- [STATED TASK]: Your job is to restate each entry word for word.
»»
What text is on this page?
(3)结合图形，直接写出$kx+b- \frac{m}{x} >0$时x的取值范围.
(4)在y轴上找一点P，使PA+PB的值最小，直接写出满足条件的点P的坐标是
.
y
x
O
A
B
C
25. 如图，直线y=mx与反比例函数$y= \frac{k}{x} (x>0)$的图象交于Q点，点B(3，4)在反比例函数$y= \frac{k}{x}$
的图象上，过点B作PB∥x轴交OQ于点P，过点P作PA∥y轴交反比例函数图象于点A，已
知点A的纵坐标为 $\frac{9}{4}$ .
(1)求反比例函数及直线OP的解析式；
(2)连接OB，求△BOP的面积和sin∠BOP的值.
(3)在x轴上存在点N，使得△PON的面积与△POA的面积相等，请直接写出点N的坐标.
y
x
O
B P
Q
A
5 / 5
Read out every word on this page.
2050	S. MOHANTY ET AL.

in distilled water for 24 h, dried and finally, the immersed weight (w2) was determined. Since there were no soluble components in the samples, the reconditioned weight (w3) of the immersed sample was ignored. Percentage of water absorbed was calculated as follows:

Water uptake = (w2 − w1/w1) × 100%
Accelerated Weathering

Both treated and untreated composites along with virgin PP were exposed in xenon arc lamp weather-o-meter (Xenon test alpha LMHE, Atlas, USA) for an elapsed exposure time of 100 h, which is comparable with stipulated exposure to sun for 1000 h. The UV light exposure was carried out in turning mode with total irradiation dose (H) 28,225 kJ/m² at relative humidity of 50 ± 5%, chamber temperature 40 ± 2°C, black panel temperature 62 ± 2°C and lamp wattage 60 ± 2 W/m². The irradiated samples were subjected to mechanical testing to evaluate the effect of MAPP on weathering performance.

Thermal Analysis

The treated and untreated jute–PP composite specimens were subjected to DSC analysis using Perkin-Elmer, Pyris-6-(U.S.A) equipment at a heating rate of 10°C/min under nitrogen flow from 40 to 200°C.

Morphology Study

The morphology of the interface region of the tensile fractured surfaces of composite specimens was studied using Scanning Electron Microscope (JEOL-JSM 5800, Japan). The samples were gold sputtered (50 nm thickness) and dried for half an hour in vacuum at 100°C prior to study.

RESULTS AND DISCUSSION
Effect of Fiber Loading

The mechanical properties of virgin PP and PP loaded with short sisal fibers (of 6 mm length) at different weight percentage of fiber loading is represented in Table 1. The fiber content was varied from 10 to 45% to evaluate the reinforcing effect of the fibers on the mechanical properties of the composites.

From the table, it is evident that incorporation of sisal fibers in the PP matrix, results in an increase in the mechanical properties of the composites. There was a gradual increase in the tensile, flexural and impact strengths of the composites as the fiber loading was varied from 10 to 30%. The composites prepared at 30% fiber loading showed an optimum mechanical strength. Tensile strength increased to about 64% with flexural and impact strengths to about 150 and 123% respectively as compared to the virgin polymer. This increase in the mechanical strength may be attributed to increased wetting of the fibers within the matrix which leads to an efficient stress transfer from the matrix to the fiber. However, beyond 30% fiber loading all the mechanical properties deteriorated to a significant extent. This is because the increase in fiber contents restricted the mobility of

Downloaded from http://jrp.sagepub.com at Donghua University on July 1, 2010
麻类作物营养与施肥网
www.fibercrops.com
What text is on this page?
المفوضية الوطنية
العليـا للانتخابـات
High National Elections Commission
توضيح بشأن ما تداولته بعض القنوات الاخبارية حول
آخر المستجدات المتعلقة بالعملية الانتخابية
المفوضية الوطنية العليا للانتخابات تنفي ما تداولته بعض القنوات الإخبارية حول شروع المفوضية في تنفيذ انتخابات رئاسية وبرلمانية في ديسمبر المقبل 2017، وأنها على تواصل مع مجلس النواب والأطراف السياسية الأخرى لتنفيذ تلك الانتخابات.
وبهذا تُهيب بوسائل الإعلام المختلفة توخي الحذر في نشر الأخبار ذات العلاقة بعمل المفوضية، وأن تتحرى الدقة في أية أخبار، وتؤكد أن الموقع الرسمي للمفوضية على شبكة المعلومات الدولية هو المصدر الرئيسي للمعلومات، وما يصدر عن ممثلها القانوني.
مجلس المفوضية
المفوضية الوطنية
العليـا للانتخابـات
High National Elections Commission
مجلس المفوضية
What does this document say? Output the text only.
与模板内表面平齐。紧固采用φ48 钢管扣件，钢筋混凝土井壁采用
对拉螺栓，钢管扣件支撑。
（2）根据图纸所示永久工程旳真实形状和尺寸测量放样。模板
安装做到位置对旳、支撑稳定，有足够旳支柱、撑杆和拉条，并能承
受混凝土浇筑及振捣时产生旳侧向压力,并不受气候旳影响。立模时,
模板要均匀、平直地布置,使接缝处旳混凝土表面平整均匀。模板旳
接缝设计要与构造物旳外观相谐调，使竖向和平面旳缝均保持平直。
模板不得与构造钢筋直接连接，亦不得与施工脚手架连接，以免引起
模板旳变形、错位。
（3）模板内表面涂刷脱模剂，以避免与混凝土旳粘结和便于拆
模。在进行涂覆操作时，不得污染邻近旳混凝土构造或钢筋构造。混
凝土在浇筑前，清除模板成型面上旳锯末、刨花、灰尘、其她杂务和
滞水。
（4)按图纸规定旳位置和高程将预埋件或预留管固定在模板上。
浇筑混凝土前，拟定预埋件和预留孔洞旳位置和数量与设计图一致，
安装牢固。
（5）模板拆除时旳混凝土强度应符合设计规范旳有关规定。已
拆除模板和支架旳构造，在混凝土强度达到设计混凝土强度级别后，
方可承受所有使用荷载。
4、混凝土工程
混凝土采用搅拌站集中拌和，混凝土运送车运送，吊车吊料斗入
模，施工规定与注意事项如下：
««
- [SOLUTION TO THE PROBLEM]:
What text is on this page?
(3)结合图形，直接写出$kx+b- \frac{m}{x} >0$时x的取值范围.
(4)在y轴上找一点P，使PA+PB的值最小，直接写出满足条件的点P的坐标是
.
y
x
O
A
B
C
25. 如图，直线y=mx与反比例函数$y= \frac{k}{x} (x>0)$的图象交于Q点，点B(3，4)在反比例函数$y= \frac{k}{x}$
的图象上，过点B作PB∥x轴交OQ于点P，过点P作PA∥y轴交反比例函数图象于点A，已
知点A的纵坐标为 $\frac{9}{4}$ .
(1)求反比例函数及直线OP的解析式；
(2)连接OB，求△BOP的面积和sin∠BOP的值.
(3)在x轴上存在点N，使得△PON的面积与△POA的面积相等，请直接写出点N的坐标.
y
x
O
B P
Q
A
5 / 5
Read out every word on this page.
2050	S. MOHANTY ET AL.

in distilled water for 24 h, dried and finally, the immersed weight (w2) was determined. Since there were no soluble components in the samples, the reconditioned weight (w3) of the immersed sample was ignored. Percentage of water absorbed was calculated as follows:

Water uptake = (w2 − w1/w1) × 100%
Accelerated Weathering

Both treated and untreated composites along with virgin PP were exposed in xenon arc lamp weather-o-meter (Xenon test alpha LMHE, Atlas, USA) for an elapsed exposure time of 100 h, which is comparable with stipulated exposure to sun for 1000 h. The UV light exposure was carried out in turning mode with total irradiation dose (H) 28,225 kJ/m² at relative humidity of 50 ± 5%, chamber temperature 40 ± 2°C, black panel temperature 62 ± 2°C and lamp wattage 60 ± 2 W/m². The irradiated samples were subjected to mechanical testing to evaluate the effect of MAPP on weathering performance.

Thermal Analysis

The treated and untreated jute–PP composite specimens were subjected to DSC analysis using Perkin-Elmer, Pyris-6-(U.S.A) equipment at a heating rate of 10°C/min under nitrogen flow from 40 to 200°C.

Morphology Study

The morphology of the interface region of the tensile fractured surfaces of composite specimens was studied using Scanning Electron Microscope (JEOL-JSM 5800, Japan). The samples were gold sputtered (50 nm thickness) and dried for half an hour in vacuum at 100°C prior to study.

RESULTS AND DISCUSSION
Effect of Fiber Loading

The mechanical properties of virgin PP and PP loaded with short sisal fibers (of 6 mm length) at different weight percentage of fiber loading is represented in Table 1. The fiber content was varied from 10 to 45% to evaluate the reinforcing effect of the fibers on the mechanical properties of the composites.

From the table, it is evident that incorporation of sisal fibers in the PP matrix, results in an increase in the mechanical properties of the composites. There was a gradual increase in the tensile, flexural and impact strengths of the composites as the fiber loading was varied from 10 to 30%. The composites prepared at 30% fiber loading showed an optimum mechanical strength. Tensile strength increased to about 64% with flexural and impact strengths to about 150 and 123% respectively as compared to the virgin polymer. This increase in the mechanical strength may be attributed to increased wetting of the fibers within the matrix which leads to an efficient stress transfer from the matrix to the fiber. However, beyond 30% fiber loading all the mechanical properties deteriorated to a significant extent. This is because the increase in fiber contents restricted the mobility of

Downloaded from http://jrp.sagepub.com at Donghua University on July 1, 2010
麻类作物营养与施肥网
www.fibercrops.com
What text is on this page?
المفوضية الوطنية
العليـا للانتخابـات
High National Elections Commission
توضيح بشأن ما تداولته بعض القنوات الاخبارية حول
آخر المستجدات المتعلقة بالعملية الانتخابية
المفوضية الوطنية العليا للانتخابات تنفي ما تداولته بعض القنوات الإخبارية حول شروع المفوضية في تنفيذ انتخابات رئاسية وبرلمانية في ديسمبر المقبل 2017، وأنها على تواصل مع مجلس النواب والأطراف السياسية الأخرى لتنفيذ تلك الانتخابات.
وبهذا تُهيب بوسائل الإعلام المختلفة توخي الحذر في نشر الأخبار ذات العلاقة بعمل المفوضية، وأن تتحرى الدقة في أية أخبار، وتؤكد أن الموقع الرسمي للمفوضية على شبكة المعلومات الدولية هو المصدر الرئيسي للمعلومات، وما يصدر عن ممثلها القانوني.
مجلس المفوضية
المفوضية الوطنية
العليـا للانتخابـات
High National Elections Commission
مجلس المفوضية
What does this document say? Output the text only.
与模板内表面平齐。紧固采用φ48 钢管扣件，钢筋混凝土井壁采用
对拉螺栓，钢管扣件支撑。
（2）根据图纸所示永久工程旳真实形状和尺寸测量放样。模板
安装做到位置对旳、支撑稳定，有足够旳支柱、撑杆和拉条，并能承
受混凝土浇筑及振捣时产生旳侧向压力,并不受气候旳影响。立模时,
模板要均匀、平直地布置,使接缝处旳混凝土表面平整均匀。模板旳
接缝设计要与构造物旳外观相谐调，使竖向和平面旳缝均保持平直。
模板不得与构造钢筋直接连接，亦不得与施工脚手架连接，以免引起
模板旳变形、错位。
（3）模板内表面涂刷脱模剂，以避免与混凝土旳粘结和便于拆
模。在进行涂覆操作时，不得污染邻近旳混凝土构造或钢筋构造。混
凝土在浇筑前，清除模板成型面上旳锯末、刨花、灰尘、其她杂务和
滞水。
（4)按图纸规定旳位置和高程将预埋件或预留管固定在模板上。
浇筑混凝土前，拟定预埋件和预留孔洞旳位置和数量与设计图一致，
安装牢固。
（5）模板拆除时旳混凝土强度应符合设计规范旳有关规定。已
拆除模板和支架旳构造，在混凝土强度达到设计混凝土强度级别后，
方可承受所有使用荷载。
4、混凝土工程
混凝土采用搅拌站集中拌和，混凝土运送车运送，吊车吊料斗入
模，施工规定与注意事项如下：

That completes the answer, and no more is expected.